◆ Objective: Check each line of the material below, and copy it if it holds the string "Mostrar".

[Collected data entries]
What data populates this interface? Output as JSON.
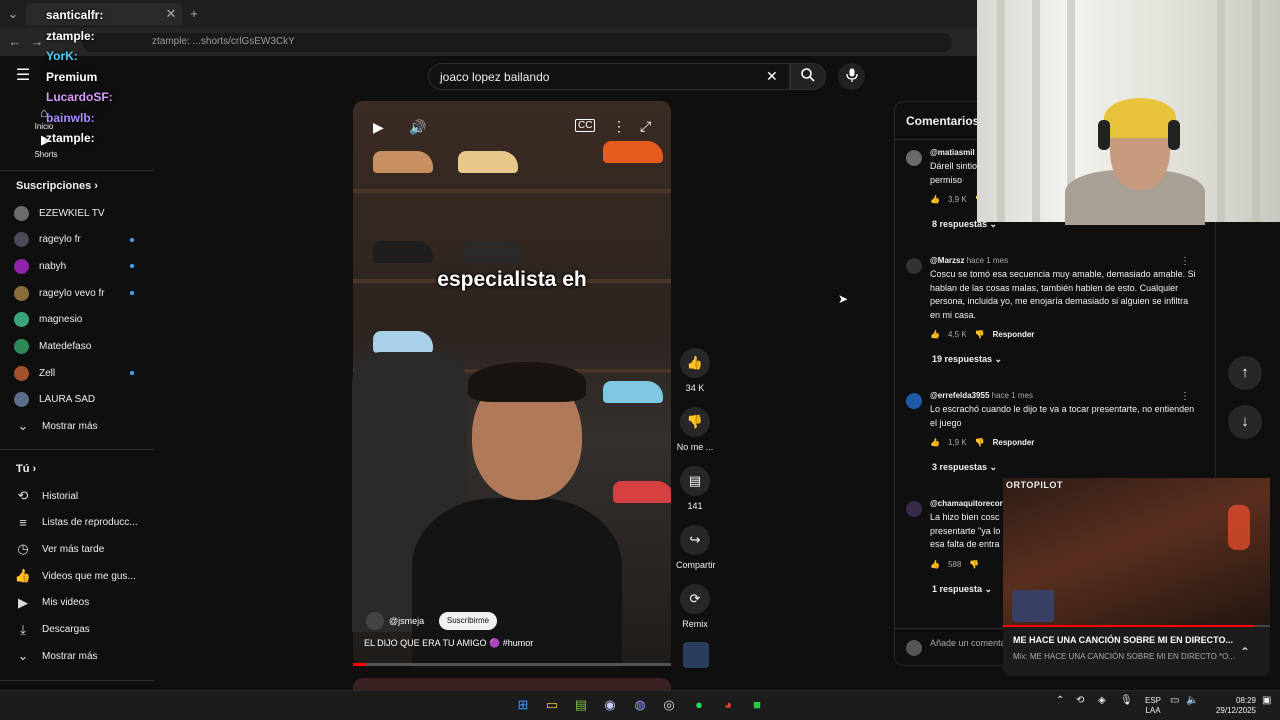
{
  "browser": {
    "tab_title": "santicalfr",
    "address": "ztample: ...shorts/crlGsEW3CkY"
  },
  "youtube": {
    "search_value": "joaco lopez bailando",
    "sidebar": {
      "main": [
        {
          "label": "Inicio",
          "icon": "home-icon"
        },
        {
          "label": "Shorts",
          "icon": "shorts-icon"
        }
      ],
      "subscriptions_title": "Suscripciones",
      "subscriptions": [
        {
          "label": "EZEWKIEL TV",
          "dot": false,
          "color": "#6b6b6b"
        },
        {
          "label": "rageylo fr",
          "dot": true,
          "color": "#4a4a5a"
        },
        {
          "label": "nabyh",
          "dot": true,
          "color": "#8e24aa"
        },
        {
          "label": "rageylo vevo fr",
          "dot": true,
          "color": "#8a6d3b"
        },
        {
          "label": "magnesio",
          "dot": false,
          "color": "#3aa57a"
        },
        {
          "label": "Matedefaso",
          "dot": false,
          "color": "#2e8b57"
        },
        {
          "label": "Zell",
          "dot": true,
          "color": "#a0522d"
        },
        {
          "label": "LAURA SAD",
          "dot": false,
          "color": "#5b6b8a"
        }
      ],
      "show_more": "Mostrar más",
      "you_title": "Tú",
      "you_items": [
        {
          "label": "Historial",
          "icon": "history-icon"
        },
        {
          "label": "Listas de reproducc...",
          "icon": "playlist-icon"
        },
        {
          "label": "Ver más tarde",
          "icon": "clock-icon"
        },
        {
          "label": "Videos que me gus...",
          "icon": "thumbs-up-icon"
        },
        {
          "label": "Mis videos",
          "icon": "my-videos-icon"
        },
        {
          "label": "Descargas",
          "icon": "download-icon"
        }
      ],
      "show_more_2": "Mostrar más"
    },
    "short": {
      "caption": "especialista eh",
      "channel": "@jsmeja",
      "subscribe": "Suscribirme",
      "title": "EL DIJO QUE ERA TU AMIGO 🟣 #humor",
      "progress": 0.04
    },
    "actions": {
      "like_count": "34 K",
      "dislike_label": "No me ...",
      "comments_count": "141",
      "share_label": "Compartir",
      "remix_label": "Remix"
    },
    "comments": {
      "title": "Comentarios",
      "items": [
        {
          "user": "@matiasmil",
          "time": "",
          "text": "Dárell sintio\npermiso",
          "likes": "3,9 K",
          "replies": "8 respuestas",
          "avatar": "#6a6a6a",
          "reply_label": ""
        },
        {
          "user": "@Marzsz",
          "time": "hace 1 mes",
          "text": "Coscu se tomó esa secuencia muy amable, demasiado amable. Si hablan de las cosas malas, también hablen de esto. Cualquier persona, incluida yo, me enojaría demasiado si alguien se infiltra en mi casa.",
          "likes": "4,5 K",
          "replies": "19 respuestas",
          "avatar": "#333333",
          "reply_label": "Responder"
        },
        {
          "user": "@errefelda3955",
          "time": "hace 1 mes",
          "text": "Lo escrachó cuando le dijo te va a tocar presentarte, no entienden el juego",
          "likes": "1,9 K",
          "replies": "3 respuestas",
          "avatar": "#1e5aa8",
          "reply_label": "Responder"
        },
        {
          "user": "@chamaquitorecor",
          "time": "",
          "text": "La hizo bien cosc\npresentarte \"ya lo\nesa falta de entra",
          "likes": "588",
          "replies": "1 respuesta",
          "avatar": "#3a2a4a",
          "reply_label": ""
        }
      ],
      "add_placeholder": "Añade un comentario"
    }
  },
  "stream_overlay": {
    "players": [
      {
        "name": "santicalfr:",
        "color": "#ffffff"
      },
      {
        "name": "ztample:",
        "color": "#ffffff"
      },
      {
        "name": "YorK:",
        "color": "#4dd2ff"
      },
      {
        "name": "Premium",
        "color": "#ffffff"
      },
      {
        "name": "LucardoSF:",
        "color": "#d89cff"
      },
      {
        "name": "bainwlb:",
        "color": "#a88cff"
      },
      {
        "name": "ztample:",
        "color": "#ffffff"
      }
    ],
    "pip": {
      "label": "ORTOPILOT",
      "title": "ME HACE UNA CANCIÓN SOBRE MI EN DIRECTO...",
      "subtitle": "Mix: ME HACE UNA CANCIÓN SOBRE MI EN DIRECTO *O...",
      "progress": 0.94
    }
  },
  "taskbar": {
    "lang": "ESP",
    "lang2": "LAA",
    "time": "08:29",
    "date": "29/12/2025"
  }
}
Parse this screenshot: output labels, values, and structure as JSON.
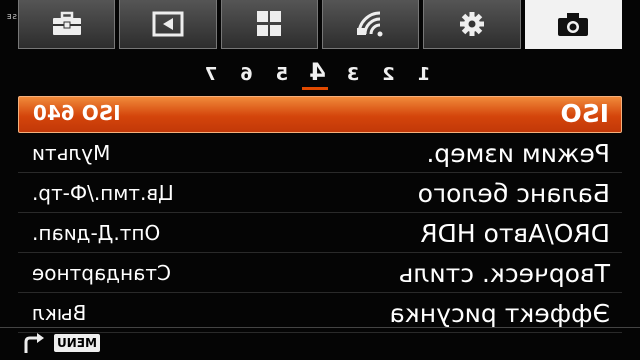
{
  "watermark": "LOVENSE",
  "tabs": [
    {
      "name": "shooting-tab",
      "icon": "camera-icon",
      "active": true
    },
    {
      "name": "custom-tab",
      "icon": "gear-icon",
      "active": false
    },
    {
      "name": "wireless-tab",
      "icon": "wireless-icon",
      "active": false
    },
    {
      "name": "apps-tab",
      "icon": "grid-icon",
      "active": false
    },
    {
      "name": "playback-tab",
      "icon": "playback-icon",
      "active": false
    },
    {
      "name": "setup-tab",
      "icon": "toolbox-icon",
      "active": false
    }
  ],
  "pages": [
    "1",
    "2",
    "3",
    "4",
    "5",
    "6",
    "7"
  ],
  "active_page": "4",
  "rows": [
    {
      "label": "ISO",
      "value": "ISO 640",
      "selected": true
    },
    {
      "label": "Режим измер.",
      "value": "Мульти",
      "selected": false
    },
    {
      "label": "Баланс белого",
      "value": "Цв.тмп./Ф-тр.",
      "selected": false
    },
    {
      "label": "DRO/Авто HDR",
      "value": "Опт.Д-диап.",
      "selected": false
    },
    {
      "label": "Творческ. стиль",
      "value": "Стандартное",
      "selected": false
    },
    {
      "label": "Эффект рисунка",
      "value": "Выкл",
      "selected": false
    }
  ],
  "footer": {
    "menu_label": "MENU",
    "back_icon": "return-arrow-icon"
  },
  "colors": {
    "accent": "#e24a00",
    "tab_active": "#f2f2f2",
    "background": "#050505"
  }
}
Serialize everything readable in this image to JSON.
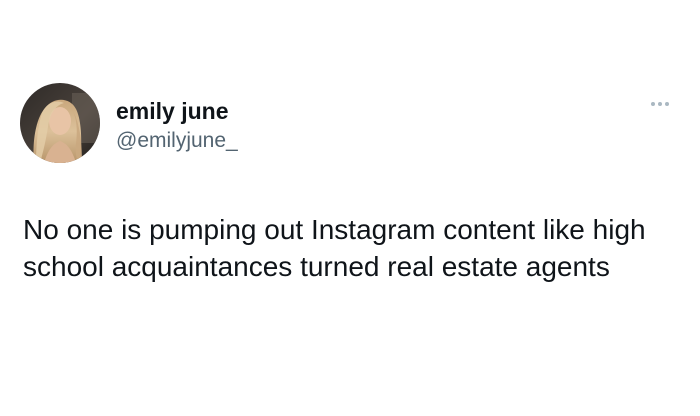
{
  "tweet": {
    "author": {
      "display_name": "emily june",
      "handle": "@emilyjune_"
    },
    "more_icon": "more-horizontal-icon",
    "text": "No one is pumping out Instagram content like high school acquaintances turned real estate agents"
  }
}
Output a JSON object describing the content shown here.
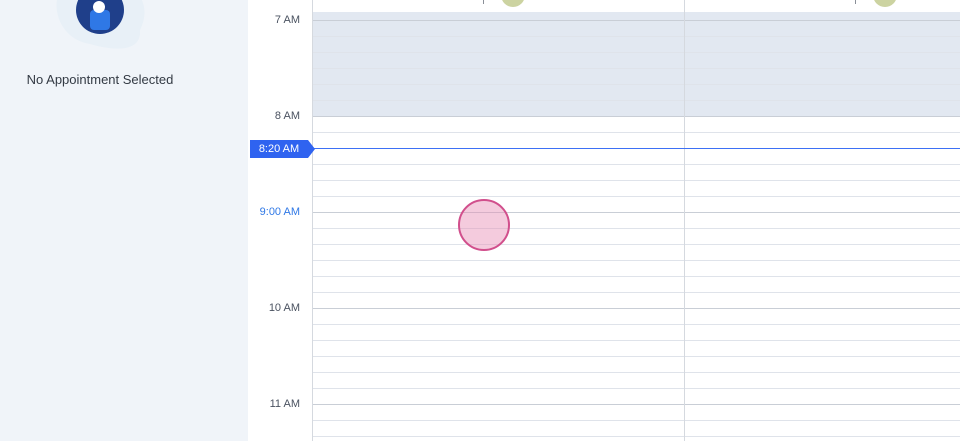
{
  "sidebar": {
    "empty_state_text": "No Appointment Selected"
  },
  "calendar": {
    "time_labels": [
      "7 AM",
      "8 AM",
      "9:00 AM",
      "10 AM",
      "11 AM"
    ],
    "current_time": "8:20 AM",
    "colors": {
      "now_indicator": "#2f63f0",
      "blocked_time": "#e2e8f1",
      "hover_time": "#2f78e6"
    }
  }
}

◆ Exercise solution:
      "show_more": "Mostrar más",
      "show_more_2": "Mostrar más"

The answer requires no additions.